PROBLEM REQUIREMENTS:
From the entries below, copy every line that holds the word "fraction".
========================================================================
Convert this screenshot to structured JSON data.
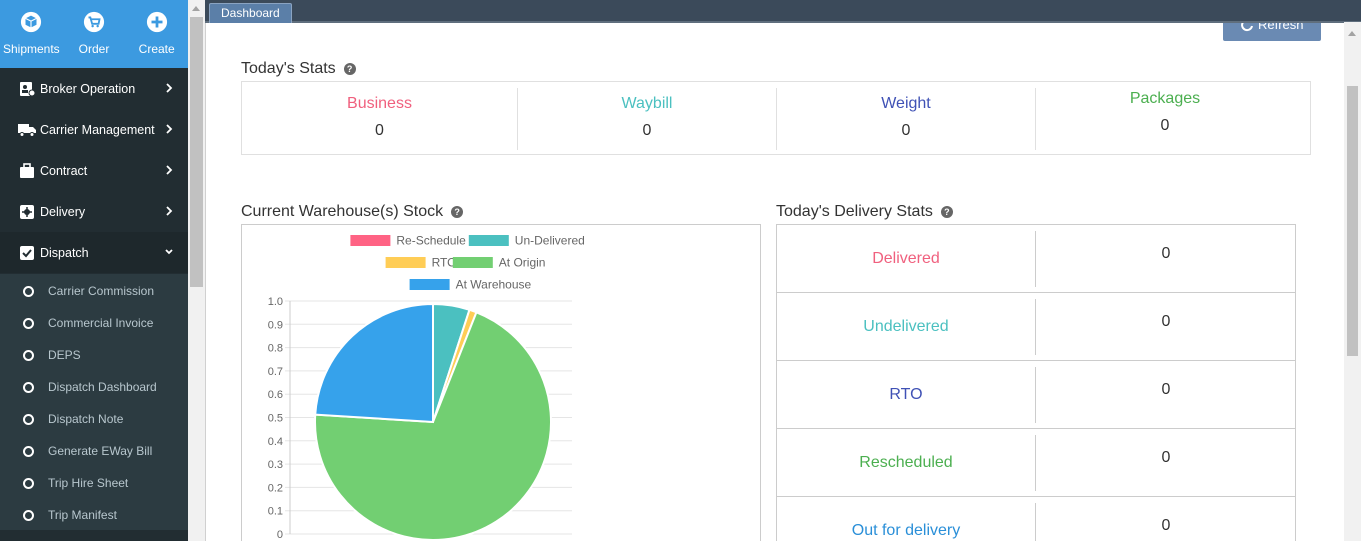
{
  "topnav": [
    {
      "label": "Shipments",
      "icon": "cube-icon"
    },
    {
      "label": "Order",
      "icon": "cart-icon"
    },
    {
      "label": "Create",
      "icon": "plus-circle-icon"
    }
  ],
  "menu": [
    {
      "label": "Broker Operation",
      "icon": "broker-icon"
    },
    {
      "label": "Carrier Management",
      "icon": "truck-icon"
    },
    {
      "label": "Contract",
      "icon": "briefcase-icon"
    },
    {
      "label": "Delivery",
      "icon": "delivery-icon"
    },
    {
      "label": "Dispatch",
      "icon": "check-square-icon",
      "expanded": true
    }
  ],
  "submenu": [
    "Carrier Commission",
    "Commercial Invoice",
    "DEPS",
    "Dispatch Dashboard",
    "Dispatch Note",
    "Generate EWay Bill",
    "Trip Hire Sheet",
    "Trip Manifest"
  ],
  "tab": {
    "label": "Dashboard"
  },
  "refresh": {
    "label": "Refresh"
  },
  "todays_stats": {
    "title": "Today's Stats",
    "items": [
      {
        "name": "Business",
        "value": "0",
        "color": "#f0607e"
      },
      {
        "name": "Waybill",
        "value": "0",
        "color": "#4bc0c0"
      },
      {
        "name": "Weight",
        "value": "0",
        "color": "#3f51b5"
      },
      {
        "name": "Packages",
        "value": "0",
        "color": "#4caf50"
      }
    ]
  },
  "warehouse": {
    "title": "Current Warehouse(s) Stock"
  },
  "chart_data": {
    "type": "pie",
    "legend": [
      {
        "label": "Re-Schedule",
        "color": "#ff6384"
      },
      {
        "label": "Un-Delivered",
        "color": "#4bc0c0"
      },
      {
        "label": "RTO",
        "color": "#ffcd56"
      },
      {
        "label": "At Origin",
        "color": "#72cf72"
      },
      {
        "label": "At Warehouse",
        "color": "#36a2eb"
      }
    ],
    "legend_position": "top",
    "slices": [
      {
        "label": "Re-Schedule",
        "fraction": 0.0
      },
      {
        "label": "Un-Delivered",
        "fraction": 0.05
      },
      {
        "label": "RTO",
        "fraction": 0.01
      },
      {
        "label": "At Origin",
        "fraction": 0.7
      },
      {
        "label": "At Warehouse",
        "fraction": 0.24
      }
    ],
    "y_ticks": [
      "1.0",
      "0.9",
      "0.8",
      "0.7",
      "0.6",
      "0.5",
      "0.4",
      "0.3",
      "0.2",
      "0.1",
      "0"
    ],
    "ylim": [
      0,
      1
    ],
    "grid": true
  },
  "delivery": {
    "title": "Today's Delivery Stats",
    "rows": [
      {
        "name": "Delivered",
        "value": "0",
        "color": "#f0607e"
      },
      {
        "name": "Undelivered",
        "value": "0",
        "color": "#4bc0c0"
      },
      {
        "name": "RTO",
        "value": "0",
        "color": "#3f51b5"
      },
      {
        "name": "Rescheduled",
        "value": "0",
        "color": "#4caf50"
      },
      {
        "name": "Out for delivery",
        "value": "0",
        "color": "#2a8fd8"
      }
    ]
  }
}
========================================================================
RESULT BELOW:
        "fraction": 0.0
        "fraction": 0.05
        "fraction": 0.01
        "fraction": 0.7
        "fraction": 0.24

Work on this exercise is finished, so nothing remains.